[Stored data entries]
++++++++

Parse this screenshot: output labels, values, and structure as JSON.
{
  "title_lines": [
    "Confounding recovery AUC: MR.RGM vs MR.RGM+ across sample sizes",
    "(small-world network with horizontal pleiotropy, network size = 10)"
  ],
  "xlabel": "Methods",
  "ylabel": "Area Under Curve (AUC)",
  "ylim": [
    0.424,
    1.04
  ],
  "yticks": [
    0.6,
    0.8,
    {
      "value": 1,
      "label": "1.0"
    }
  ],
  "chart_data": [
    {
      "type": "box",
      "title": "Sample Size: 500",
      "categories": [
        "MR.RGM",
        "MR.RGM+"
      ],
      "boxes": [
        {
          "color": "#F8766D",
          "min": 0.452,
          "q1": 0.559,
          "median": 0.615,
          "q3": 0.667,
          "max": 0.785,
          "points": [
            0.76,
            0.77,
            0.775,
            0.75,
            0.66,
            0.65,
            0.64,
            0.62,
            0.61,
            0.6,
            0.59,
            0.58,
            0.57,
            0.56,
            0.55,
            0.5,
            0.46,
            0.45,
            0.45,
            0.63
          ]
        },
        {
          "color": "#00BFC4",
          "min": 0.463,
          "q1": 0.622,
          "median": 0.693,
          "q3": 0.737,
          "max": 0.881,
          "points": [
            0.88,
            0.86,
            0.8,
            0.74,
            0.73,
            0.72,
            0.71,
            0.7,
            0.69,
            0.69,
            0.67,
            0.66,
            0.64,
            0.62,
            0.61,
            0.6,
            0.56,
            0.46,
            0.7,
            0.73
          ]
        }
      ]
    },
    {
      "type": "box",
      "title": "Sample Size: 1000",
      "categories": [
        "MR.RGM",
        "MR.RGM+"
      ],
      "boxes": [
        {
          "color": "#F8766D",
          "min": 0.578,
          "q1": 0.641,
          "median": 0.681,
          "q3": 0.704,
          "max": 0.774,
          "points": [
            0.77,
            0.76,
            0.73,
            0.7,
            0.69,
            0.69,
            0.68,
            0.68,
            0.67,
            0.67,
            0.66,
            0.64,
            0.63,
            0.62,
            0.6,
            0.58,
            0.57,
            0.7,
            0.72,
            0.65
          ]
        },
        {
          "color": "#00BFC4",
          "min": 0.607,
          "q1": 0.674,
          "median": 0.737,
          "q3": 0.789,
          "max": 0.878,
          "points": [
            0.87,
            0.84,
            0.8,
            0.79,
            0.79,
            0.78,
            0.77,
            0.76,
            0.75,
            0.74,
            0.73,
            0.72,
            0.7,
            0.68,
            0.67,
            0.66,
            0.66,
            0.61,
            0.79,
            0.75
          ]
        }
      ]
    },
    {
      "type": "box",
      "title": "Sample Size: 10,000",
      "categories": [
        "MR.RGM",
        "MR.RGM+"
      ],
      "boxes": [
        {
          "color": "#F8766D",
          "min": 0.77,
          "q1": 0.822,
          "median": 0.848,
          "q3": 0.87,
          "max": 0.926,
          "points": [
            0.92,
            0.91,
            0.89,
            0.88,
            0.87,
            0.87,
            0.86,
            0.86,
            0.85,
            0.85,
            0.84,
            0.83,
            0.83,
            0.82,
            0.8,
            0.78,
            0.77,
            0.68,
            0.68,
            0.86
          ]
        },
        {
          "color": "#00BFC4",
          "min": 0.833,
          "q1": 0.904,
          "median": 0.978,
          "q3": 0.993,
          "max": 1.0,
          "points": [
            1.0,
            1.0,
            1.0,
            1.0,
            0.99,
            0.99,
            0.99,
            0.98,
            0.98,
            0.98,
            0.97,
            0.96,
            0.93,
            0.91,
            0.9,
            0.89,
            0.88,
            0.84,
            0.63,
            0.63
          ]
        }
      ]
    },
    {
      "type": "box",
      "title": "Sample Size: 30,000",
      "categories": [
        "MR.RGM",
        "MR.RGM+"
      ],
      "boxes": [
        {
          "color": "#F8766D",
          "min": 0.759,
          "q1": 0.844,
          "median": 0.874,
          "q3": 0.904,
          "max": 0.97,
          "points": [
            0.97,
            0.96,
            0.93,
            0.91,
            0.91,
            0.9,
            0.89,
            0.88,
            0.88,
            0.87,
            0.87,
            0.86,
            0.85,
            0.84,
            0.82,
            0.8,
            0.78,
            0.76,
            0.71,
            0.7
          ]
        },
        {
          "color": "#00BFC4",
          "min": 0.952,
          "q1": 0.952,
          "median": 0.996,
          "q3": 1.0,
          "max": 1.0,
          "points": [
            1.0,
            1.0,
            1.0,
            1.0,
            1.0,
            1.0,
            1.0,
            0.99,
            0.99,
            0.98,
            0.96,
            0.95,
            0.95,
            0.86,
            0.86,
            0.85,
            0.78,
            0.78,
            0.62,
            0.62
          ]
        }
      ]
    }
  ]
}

++++++++

- **To do**:
Copy out each line of the material that holds the word "median".

- **Correct output**:
          "median": 0.615,
          "median": 0.693,
          "median": 0.681,
          "median": 0.737,
          "median": 0.848,
          "median": 0.978,
          "median": 0.874,
          "median": 0.996,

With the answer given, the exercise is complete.